Puasmu Kapan, Pemimpin?
Rhenald Kasali ; Pendiri Rumah Perubahan @Rhenald_Kasali
|
KORAN
SINDO, 19 November 2015
Belakangan rakyat kita
ramai bergunjing tentang ulah para tokoh yang tak pernah puas. Anda tentu
tahu yang saya maksud. Yang satu suka memaki, yang satunya gemar menyalahkan,
yang lainnya tak pernah puas dengan mencari-cari kesalahan pada orang yang
bekerja, dan kini ada lagi mereka yang suka meminta minta jatah. Maaf, mereka
bukan orang tak punya. Maksud saya, jabatan bagus mereka sudah punya,
kekuasaan untuk menyejahterakan rakyat ada di tangan, dan satu lagi, uang
juga sudah bukan masalah. Bahkan ada yang sampai punya pulau, mobil-mobil
mewah, jet pribadi, dan properti di mana-mana.
Alamak, mengapa jadi
kurang bersyukur? Memang keterlaluan yang terjadi beberapa hari ini. Sudah
dipilih oleh rakyatnya sebagai pemimpin kok tegateganya masih menjadi makelar
atau calo atau apa pun. Intinya sama, mencari rente. Apa gaji yang dia
terima, yang diambil dari uang pajak yang kita bayarkan setiap tahun, masih
kurang?
Beranjak dari
gunjingan itu, sekarang saya ajak Anda untuk sama-sama membuka wawasan soal
pemimpin dan kepemimpinan. Ini isu yang seru. Yang mengawali dari munculnya
penguasa yang tak pernah puas, apalagi bersyukur. Materinya mengasyikan untuk
menjadi bahan obrolan di sela-sela jamjam kantor, saat ngopi di kafe,
menjelang jeda makan siang atau sesudahnya, atau menjelang pulang kerja.
Saya lihat, ada dua
isu utama yang terkait, yaitu pemimpin dan kepemimpinan. Ini bukan hanya di
tataran pemerintahan, tetapi juga organisasi lain. Pertama, kita mesti rada
jeli untuk membedakan antara pemimpin dengan atasan. Kita bisa saja punya atasan,
tetapi belum tentu punya pemimpin.
Kedua, kita juga mesti
rada jeli dalam memahami konsep pemimpin dan kepemimpinan. Kita mungkin saja
punya banyak pemimpin, tetapi miskin kepemimpinan. Mari kita bahas lebih
detail.
Atasan vs Pemimpin
Kita sebenarnya bisa
dengan mudah menemukan mana yang atasan dan mana yang pemimpin. Ciri-cirinya
sederhana. Pertama, pemimpin selalu menjadi orang pertama yang bertanggung
jawab kalau ada sesuatu yang salah. Dia bukan saja berani mengakui bahwa
dirinya bersalah kalau memang bersalah, tapi juga siap menanggung segala
risikonya. Kalau ada masalah, dialah orang yang pertama kali tampil di depan.

DATA LATIHAN ->
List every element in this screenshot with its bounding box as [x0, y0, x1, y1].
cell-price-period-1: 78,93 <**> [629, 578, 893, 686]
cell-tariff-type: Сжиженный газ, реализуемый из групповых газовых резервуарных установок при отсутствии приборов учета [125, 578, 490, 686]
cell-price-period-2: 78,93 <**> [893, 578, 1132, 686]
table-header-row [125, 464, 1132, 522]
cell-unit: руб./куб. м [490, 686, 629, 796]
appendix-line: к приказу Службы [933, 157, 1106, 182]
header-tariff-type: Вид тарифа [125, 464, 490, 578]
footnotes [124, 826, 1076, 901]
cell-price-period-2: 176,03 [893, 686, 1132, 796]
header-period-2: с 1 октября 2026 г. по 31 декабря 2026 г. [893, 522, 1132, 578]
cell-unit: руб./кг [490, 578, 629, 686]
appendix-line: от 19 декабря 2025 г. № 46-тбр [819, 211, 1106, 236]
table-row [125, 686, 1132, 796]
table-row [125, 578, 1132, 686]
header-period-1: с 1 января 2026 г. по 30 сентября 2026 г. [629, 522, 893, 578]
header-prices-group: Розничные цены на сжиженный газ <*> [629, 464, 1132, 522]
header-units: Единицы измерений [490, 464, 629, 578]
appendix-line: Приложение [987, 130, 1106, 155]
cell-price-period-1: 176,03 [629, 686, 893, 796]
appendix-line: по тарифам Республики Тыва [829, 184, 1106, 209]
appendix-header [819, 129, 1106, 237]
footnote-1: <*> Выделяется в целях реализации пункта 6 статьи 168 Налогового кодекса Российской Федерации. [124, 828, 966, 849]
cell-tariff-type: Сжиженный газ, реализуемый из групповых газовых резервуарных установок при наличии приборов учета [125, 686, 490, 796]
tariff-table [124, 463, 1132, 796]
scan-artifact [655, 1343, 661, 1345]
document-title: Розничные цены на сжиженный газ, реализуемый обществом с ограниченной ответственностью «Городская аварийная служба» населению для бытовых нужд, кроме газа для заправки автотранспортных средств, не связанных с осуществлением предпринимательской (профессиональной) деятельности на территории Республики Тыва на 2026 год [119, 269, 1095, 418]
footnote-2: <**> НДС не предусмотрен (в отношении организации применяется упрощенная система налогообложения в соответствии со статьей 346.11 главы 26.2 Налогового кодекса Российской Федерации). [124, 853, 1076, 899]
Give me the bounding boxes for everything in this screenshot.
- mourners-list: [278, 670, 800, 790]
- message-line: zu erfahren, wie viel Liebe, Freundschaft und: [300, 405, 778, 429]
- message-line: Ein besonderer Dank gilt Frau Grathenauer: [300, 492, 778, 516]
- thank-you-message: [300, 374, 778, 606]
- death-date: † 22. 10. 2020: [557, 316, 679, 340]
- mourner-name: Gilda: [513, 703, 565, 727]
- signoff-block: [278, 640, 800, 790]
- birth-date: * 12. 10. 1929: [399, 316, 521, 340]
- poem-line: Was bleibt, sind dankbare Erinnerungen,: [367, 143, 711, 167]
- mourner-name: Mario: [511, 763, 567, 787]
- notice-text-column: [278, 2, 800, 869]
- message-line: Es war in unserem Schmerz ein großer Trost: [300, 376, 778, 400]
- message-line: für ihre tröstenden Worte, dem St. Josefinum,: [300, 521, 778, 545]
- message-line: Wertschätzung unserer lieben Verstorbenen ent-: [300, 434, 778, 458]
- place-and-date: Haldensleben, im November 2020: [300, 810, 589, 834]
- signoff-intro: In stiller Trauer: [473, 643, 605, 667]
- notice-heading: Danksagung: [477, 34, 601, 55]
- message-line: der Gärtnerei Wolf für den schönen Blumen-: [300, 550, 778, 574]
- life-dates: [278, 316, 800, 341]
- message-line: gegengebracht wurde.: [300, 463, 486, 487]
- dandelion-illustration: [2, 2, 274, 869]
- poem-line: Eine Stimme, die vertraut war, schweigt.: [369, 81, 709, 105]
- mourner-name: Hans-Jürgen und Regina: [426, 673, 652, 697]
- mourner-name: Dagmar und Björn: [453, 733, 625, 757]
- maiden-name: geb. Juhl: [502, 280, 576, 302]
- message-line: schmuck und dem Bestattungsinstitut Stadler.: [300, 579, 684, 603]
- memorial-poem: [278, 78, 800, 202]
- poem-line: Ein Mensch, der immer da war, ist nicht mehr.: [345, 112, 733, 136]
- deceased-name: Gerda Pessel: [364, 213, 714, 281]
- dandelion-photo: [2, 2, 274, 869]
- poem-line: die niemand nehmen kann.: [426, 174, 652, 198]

DAFTAR TUGAS ->
A. Tuliskan kembali dengan persis bagian daftar dari baris pertamanya sampai dengan baris yang memuat "table-header-row [125, 464, 1132, 522]", termasuk kedua baris tersebut.
B. Teruskan teks tentang pemimpin mulai setelah kalimat terakhir yang ditampilkan.
Teks tentang pemimpin dan daftar di atas adalah dua bahan yang terpisah.

JAWABAN TERSEDIA ->
A.
List every element in this screenshot with its bounding box as [x0, y0, x1, y1].
cell-price-period-1: 78,93 <**> [629, 578, 893, 686]
cell-tariff-type: Сжиженный газ, реализуемый из групповых газовых резервуарных установок при отсутствии приборов учета [125, 578, 490, 686]
cell-price-period-2: 78,93 <**> [893, 578, 1132, 686]
table-header-row [125, 464, 1132, 522]

B.
Bagaimana dengan
atasan (dan juga bawahan)? Sebaliknya. Kalau ada yang salah, dia malah
sembunyi dan sibuk mencari-cari siapa saja pihak yang bisa disalahkan.
Pokoknya jangan sampai dia yang disalahkan. Harus orang lain. Itu ciri
pertama.
Ciri kedua, seorang
pemimpin biasanya juga tidak berusaha agar dirinya kelihatan menonjol dan
menjadi yang terbaik. Justru sebaliknya, dia lebih suka untuk memberikan
kesempatan kepada bawahannya agar merekalah yang terlihat menonjol dan
menjadi yang terbaik. Mengapa? Simpel saja. Seorang pemimpin tahu persis
bahwa keberhasilan bawahannya adalah keberhasilan dirinya. Jadi, buat apa repot-repot
menonjolkan diri.
Kalau atasan?
Sebaliknya, dia justru akan berusaha terlihat menonjol dan menjadi yang
terbaik. Peduli setan kalau kinerja bawahannya pas-pasan. Atasan yang semacam
ini selalu sibuk mencari cara agar hanya dirinya yang terlihat menonjol.
Gayanya main perintah.
Ketiga, pemimpin
biasanya rendah hati dan sederhana. Ia tidak gengsi untuk berbaur dengan
bawahannya. Kalau bertemu bawahan, ia tak segan-segan untuk menyapa terlebih
dahulu. Kalau atasan? Ah, Anda tahulah gayanya. Kalau ketemu bawahan, ada
yang pura-pura buang muka atau menunggu disapa lebih dulu.
Keempat, seorang pemimpin
biasanya tidak memikirkan kepentingan dirinya sendiri, melainkan kepentingan
organisasinya. Ia tahu bagaimana caranya menjaga keseimbangan antara
kepentingan pribadinya dengan kepentingan organisasi. Kalau atasan? Jelas,
kepentingan pribadinya yang dia utamakan. Peduli setan dengan kepentingan
organisasinya.
Kelima, pemimpin yang
baik selalu mengutamakan musyawarah sebelum membuat keputusan. Ia selalu
mendengarkan dulu masukan dari bawahannya, baru setelah itu mengambil
keputusan. Kalau atasan? Dia lebih suka mengambil jalan pintas dengan membuat
keputusan sesuai dengan pertimbangannya sendiri. Maaf, kata ”pertimbangan”
mungkin masih terlalu baik. Saya ganti saja, ”Dia akan mengambil jalan pintas
dengan membuat keputusan sesuai dengan ”selera” sendiri. Lebih cocok, bukan?
Keenam, pemimpin
adalah seseorang yang berani membuat keputusan yang sulit. Berani
menyampaikan kabar buruk, meski dengan risiko popularitasnya bakal turun.
Kalau atasan? Dia tidak akan punya nyali untuk melakukan hal itu. Sukanya
hanya menyampaikan kabar baik, supaya popularitasnya naik terus. Padahal,
perjalanan organisasi tak selamanya selalu bergerak ke atas. Bisa saja suatu
ketika roda organisasi berada di bawah. Bahkan sampai di titik nadir.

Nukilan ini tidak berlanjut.